─── Dataset records
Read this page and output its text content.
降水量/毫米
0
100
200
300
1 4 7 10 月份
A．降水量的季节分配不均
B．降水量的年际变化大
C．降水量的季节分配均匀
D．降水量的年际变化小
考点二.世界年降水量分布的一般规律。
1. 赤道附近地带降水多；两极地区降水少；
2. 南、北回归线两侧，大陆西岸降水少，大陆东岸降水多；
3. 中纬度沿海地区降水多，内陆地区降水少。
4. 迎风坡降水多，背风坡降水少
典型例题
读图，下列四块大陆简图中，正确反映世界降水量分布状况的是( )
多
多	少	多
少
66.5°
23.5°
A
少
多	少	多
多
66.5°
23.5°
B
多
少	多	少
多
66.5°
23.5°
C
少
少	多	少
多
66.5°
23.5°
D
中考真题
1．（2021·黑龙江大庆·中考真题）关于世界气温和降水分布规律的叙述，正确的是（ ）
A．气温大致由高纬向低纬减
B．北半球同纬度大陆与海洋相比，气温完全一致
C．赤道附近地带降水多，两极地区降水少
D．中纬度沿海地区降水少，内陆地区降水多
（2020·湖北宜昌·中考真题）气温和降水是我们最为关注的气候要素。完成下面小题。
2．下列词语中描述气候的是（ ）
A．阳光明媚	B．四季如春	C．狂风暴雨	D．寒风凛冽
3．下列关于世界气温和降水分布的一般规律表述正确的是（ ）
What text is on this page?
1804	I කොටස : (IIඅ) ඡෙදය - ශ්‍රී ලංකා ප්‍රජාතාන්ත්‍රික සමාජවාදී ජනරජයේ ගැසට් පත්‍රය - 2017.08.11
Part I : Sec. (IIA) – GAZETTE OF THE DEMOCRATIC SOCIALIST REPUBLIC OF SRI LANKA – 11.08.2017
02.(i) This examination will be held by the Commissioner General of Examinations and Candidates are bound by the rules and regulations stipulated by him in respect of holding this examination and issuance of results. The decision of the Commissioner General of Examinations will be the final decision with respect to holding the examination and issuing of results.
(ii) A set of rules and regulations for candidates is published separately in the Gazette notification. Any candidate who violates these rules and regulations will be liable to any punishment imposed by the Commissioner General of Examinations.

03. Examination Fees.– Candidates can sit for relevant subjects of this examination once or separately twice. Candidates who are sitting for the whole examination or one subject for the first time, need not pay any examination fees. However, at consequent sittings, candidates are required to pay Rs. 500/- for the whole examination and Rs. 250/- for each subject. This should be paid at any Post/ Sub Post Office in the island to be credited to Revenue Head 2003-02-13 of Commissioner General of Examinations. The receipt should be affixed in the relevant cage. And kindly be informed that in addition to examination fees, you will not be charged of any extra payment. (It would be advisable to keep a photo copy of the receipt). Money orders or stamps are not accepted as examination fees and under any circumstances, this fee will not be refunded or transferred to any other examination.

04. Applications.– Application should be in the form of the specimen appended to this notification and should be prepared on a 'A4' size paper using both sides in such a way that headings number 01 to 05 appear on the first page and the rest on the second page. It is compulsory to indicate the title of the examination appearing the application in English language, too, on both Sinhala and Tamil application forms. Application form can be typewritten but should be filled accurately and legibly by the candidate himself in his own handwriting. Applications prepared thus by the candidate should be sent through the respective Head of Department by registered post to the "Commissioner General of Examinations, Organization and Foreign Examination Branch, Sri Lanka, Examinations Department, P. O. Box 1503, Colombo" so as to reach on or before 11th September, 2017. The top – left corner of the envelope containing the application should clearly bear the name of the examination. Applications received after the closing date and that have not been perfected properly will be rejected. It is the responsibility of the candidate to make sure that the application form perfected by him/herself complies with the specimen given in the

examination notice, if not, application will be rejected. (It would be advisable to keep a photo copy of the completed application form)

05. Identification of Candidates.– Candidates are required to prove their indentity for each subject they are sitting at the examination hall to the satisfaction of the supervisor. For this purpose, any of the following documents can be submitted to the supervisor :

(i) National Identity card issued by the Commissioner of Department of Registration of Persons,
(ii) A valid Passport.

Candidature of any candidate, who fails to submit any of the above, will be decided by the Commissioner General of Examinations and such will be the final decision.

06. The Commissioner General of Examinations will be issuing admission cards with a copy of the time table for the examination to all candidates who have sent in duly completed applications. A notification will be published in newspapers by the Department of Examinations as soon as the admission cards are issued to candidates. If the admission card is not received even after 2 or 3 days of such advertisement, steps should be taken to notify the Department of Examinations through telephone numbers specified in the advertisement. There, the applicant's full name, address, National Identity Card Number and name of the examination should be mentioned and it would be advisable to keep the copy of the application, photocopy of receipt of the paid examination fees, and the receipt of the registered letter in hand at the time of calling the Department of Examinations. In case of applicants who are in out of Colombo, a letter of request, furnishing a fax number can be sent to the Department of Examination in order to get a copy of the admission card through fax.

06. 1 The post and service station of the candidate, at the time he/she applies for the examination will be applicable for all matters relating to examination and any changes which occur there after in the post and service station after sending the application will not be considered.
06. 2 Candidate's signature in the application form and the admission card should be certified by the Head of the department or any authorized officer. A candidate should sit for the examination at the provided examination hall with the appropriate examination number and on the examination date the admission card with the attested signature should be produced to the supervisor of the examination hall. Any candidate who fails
──────
### [Stated task]
Return the listing above in its exact form.

### [Solution for this problem]
Read this page and output its text content.
降水量/毫米
0
100
200
300
1 4 7 10 月份
A．降水量的季节分配不均
B．降水量的年际变化大
C．降水量的季节分配均匀
D．降水量的年际变化小
考点二.世界年降水量分布的一般规律。
1. 赤道附近地带降水多；两极地区降水少；
2. 南、北回归线两侧，大陆西岸降水少，大陆东岸降水多；
3. 中纬度沿海地区降水多，内陆地区降水少。
4. 迎风坡降水多，背风坡降水少
典型例题
读图，下列四块大陆简图中，正确反映世界降水量分布状况的是( )
多
多	少	多
少
66.5°
23.5°
A
少
多	少	多
多
66.5°
23.5°
B
多
少	多	少
多
66.5°
23.5°
C
少
少	多	少
多
66.5°
23.5°
D
中考真题
1．（2021·黑龙江大庆·中考真题）关于世界气温和降水分布规律的叙述，正确的是（ ）
A．气温大致由高纬向低纬减
B．北半球同纬度大陆与海洋相比，气温完全一致
C．赤道附近地带降水多，两极地区降水少
D．中纬度沿海地区降水少，内陆地区降水多
（2020·湖北宜昌·中考真题）气温和降水是我们最为关注的气候要素。完成下面小题。
2．下列词语中描述气候的是（ ）
A．阳光明媚	B．四季如春	C．狂风暴雨	D．寒风凛冽
3．下列关于世界气温和降水分布的一般规律表述正确的是（ ）
What text is on this page?
1804	I කොටස : (IIඅ) ඡෙදය - ශ්‍රී ලංකා ප්‍රජාතාන්ත්‍රික සමාජවාදී ජනරජයේ ගැසට් පත්‍රය - 2017.08.11
Part I : Sec. (IIA) – GAZETTE OF THE DEMOCRATIC SOCIALIST REPUBLIC OF SRI LANKA – 11.08.2017
02.(i) This examination will be held by the Commissioner General of Examinations and Candidates are bound by the rules and regulations stipulated by him in respect of holding this examination and issuance of results. The decision of the Commissioner General of Examinations will be the final decision with respect to holding the examination and issuing of results.
(ii) A set of rules and regulations for candidates is published separately in the Gazette notification. Any candidate who violates these rules and regulations will be liable to any punishment imposed by the Commissioner General of Examinations.

03. Examination Fees.– Candidates can sit for relevant subjects of this examination once or separately twice. Candidates who are sitting for the whole examination or one subject for the first time, need not pay any examination fees. However, at consequent sittings, candidates are required to pay Rs. 500/- for the whole examination and Rs. 250/- for each subject. This should be paid at any Post/ Sub Post Office in the island to be credited to Revenue Head 2003-02-13 of Commissioner General of Examinations. The receipt should be affixed in the relevant cage. And kindly be informed that in addition to examination fees, you will not be charged of any extra payment. (It would be advisable to keep a photo copy of the receipt). Money orders or stamps are not accepted as examination fees and under any circumstances, this fee will not be refunded or transferred to any other examination.

04. Applications.– Application should be in the form of the specimen appended to this notification and should be prepared on a 'A4' size paper using both sides in such a way that headings number 01 to 05 appear on the first page and the rest on the second page. It is compulsory to indicate the title of the examination appearing the application in English language, too, on both Sinhala and Tamil application forms. Application form can be typewritten but should be filled accurately and legibly by the candidate himself in his own handwriting. Applications prepared thus by the candidate should be sent through the respective Head of Department by registered post to the "Commissioner General of Examinations, Organization and Foreign Examination Branch, Sri Lanka, Examinations Department, P. O. Box 1503, Colombo" so as to reach on or before 11th September, 2017. The top – left corner of the envelope containing the application should clearly bear the name of the examination. Applications received after the closing date and that have not been perfected properly will be rejected. It is the responsibility of the candidate to make sure that the application form perfected by him/herself complies with the specimen given in the

examination notice, if not, application will be rejected. (It would be advisable to keep a photo copy of the completed application form)

05. Identification of Candidates.– Candidates are required to prove their indentity for each subject they are sitting at the examination hall to the satisfaction of the supervisor. For this purpose, any of the following documents can be submitted to the supervisor :

(i) National Identity card issued by the Commissioner of Department of Registration of Persons,
(ii) A valid Passport.

Candidature of any candidate, who fails to submit any of the above, will be decided by the Commissioner General of Examinations and such will be the final decision.

06. The Commissioner General of Examinations will be issuing admission cards with a copy of the time table for the examination to all candidates who have sent in duly completed applications. A notification will be published in newspapers by the Department of Examinations as soon as the admission cards are issued to candidates. If the admission card is not received even after 2 or 3 days of such advertisement, steps should be taken to notify the Department of Examinations through telephone numbers specified in the advertisement. There, the applicant's full name, address, National Identity Card Number and name of the examination should be mentioned and it would be advisable to keep the copy of the application, photocopy of receipt of the paid examination fees, and the receipt of the registered letter in hand at the time of calling the Department of Examinations. In case of applicants who are in out of Colombo, a letter of request, furnishing a fax number can be sent to the Department of Examination in order to get a copy of the admission card through fax.

06. 1 The post and service station of the candidate, at the time he/she applies for the examination will be applicable for all matters relating to examination and any changes which occur there after in the post and service station after sending the application will not be considered.
06. 2 Candidate's signature in the application form and the admission card should be certified by the Head of the department or any authorized officer. A candidate should sit for the examination at the provided examination hall with the appropriate examination number and on the examination date the admission card with the attested signature should be produced to the supervisor of the examination hall. Any candidate who fails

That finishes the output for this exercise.